Dataset entries ->
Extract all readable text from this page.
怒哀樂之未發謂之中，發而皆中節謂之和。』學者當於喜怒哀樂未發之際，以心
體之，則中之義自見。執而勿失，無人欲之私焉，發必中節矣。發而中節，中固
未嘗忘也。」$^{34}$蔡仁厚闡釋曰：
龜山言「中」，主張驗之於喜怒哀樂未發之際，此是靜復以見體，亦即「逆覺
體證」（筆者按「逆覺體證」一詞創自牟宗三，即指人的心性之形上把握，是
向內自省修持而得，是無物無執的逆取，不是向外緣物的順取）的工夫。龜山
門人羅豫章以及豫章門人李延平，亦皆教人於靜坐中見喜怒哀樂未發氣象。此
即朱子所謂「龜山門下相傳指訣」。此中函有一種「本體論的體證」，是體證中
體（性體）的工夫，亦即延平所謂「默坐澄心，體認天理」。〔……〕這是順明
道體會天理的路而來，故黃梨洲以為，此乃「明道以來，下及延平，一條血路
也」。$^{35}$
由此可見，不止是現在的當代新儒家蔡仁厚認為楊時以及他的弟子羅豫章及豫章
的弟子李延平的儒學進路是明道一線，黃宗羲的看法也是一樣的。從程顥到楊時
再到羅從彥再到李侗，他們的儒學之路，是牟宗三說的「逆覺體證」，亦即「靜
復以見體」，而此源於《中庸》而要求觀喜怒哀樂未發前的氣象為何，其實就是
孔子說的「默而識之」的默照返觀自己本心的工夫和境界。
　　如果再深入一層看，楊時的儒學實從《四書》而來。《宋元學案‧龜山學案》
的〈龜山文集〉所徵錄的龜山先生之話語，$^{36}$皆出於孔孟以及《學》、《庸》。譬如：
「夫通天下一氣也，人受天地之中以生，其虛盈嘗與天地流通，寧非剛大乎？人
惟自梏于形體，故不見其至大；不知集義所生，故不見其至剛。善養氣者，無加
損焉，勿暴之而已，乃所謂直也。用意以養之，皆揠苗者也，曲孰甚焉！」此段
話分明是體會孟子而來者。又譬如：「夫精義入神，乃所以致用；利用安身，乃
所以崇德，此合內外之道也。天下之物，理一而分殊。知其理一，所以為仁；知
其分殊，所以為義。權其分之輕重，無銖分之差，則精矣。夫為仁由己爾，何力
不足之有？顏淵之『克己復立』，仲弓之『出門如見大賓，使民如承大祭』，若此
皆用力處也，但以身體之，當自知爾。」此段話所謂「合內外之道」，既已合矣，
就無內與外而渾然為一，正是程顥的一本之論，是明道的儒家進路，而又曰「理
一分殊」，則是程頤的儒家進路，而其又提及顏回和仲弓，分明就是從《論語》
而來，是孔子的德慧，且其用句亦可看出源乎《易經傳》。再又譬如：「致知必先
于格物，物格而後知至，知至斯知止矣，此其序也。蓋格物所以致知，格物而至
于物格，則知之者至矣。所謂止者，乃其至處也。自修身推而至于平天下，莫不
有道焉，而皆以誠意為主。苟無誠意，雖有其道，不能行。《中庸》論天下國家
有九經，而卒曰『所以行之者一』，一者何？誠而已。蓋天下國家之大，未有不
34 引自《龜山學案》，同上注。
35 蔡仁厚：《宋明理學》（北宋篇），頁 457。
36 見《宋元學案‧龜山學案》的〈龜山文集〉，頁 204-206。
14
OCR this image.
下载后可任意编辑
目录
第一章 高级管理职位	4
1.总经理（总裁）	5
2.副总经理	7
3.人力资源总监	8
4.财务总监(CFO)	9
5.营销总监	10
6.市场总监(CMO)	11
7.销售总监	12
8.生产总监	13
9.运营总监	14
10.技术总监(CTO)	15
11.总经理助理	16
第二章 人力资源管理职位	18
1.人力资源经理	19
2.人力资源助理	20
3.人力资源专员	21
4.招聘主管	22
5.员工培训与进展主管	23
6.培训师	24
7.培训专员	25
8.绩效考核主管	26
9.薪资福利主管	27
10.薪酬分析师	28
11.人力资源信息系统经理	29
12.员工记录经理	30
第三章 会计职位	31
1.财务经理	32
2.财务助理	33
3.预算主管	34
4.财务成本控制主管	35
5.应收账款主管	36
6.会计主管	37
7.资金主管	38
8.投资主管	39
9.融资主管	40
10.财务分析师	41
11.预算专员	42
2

Exercise description -> Recopy the entries above in their entirety, exactly.

Task result ->
Extract all readable text from this page.
怒哀樂之未發謂之中，發而皆中節謂之和。』學者當於喜怒哀樂未發之際，以心
體之，則中之義自見。執而勿失，無人欲之私焉，發必中節矣。發而中節，中固
未嘗忘也。」$^{34}$蔡仁厚闡釋曰：
龜山言「中」，主張驗之於喜怒哀樂未發之際，此是靜復以見體，亦即「逆覺
體證」（筆者按「逆覺體證」一詞創自牟宗三，即指人的心性之形上把握，是
向內自省修持而得，是無物無執的逆取，不是向外緣物的順取）的工夫。龜山
門人羅豫章以及豫章門人李延平，亦皆教人於靜坐中見喜怒哀樂未發氣象。此
即朱子所謂「龜山門下相傳指訣」。此中函有一種「本體論的體證」，是體證中
體（性體）的工夫，亦即延平所謂「默坐澄心，體認天理」。〔……〕這是順明
道體會天理的路而來，故黃梨洲以為，此乃「明道以來，下及延平，一條血路
也」。$^{35}$
由此可見，不止是現在的當代新儒家蔡仁厚認為楊時以及他的弟子羅豫章及豫章
的弟子李延平的儒學進路是明道一線，黃宗羲的看法也是一樣的。從程顥到楊時
再到羅從彥再到李侗，他們的儒學之路，是牟宗三說的「逆覺體證」，亦即「靜
復以見體」，而此源於《中庸》而要求觀喜怒哀樂未發前的氣象為何，其實就是
孔子說的「默而識之」的默照返觀自己本心的工夫和境界。
　　如果再深入一層看，楊時的儒學實從《四書》而來。《宋元學案‧龜山學案》
的〈龜山文集〉所徵錄的龜山先生之話語，$^{36}$皆出於孔孟以及《學》、《庸》。譬如：
「夫通天下一氣也，人受天地之中以生，其虛盈嘗與天地流通，寧非剛大乎？人
惟自梏于形體，故不見其至大；不知集義所生，故不見其至剛。善養氣者，無加
損焉，勿暴之而已，乃所謂直也。用意以養之，皆揠苗者也，曲孰甚焉！」此段
話分明是體會孟子而來者。又譬如：「夫精義入神，乃所以致用；利用安身，乃
所以崇德，此合內外之道也。天下之物，理一而分殊。知其理一，所以為仁；知
其分殊，所以為義。權其分之輕重，無銖分之差，則精矣。夫為仁由己爾，何力
不足之有？顏淵之『克己復立』，仲弓之『出門如見大賓，使民如承大祭』，若此
皆用力處也，但以身體之，當自知爾。」此段話所謂「合內外之道」，既已合矣，
就無內與外而渾然為一，正是程顥的一本之論，是明道的儒家進路，而又曰「理
一分殊」，則是程頤的儒家進路，而其又提及顏回和仲弓，分明就是從《論語》
而來，是孔子的德慧，且其用句亦可看出源乎《易經傳》。再又譬如：「致知必先
于格物，物格而後知至，知至斯知止矣，此其序也。蓋格物所以致知，格物而至
于物格，則知之者至矣。所謂止者，乃其至處也。自修身推而至于平天下，莫不
有道焉，而皆以誠意為主。苟無誠意，雖有其道，不能行。《中庸》論天下國家
有九經，而卒曰『所以行之者一』，一者何？誠而已。蓋天下國家之大，未有不
34 引自《龜山學案》，同上注。
35 蔡仁厚：《宋明理學》（北宋篇），頁 457。
36 見《宋元學案‧龜山學案》的〈龜山文集〉，頁 204-206。
14
OCR this image.
下载后可任意编辑
目录
第一章 高级管理职位	4
1.总经理（总裁）	5
2.副总经理	7
3.人力资源总监	8
4.财务总监(CFO)	9
5.营销总监	10
6.市场总监(CMO)	11
7.销售总监	12
8.生产总监	13
9.运营总监	14
10.技术总监(CTO)	15
11.总经理助理	16
第二章 人力资源管理职位	18
1.人力资源经理	19
2.人力资源助理	20
3.人力资源专员	21
4.招聘主管	22
5.员工培训与进展主管	23
6.培训师	24
7.培训专员	25
8.绩效考核主管	26
9.薪资福利主管	27
10.薪酬分析师	28
11.人力资源信息系统经理	29
12.员工记录经理	30
第三章 会计职位	31
1.财务经理	32
2.财务助理	33
3.预算主管	34
4.财务成本控制主管	35
5.应收账款主管	36
6.会计主管	37
7.资金主管	38
8.投资主管	39
9.融资主管	40
10.财务分析师	41
11.预算专员	42
2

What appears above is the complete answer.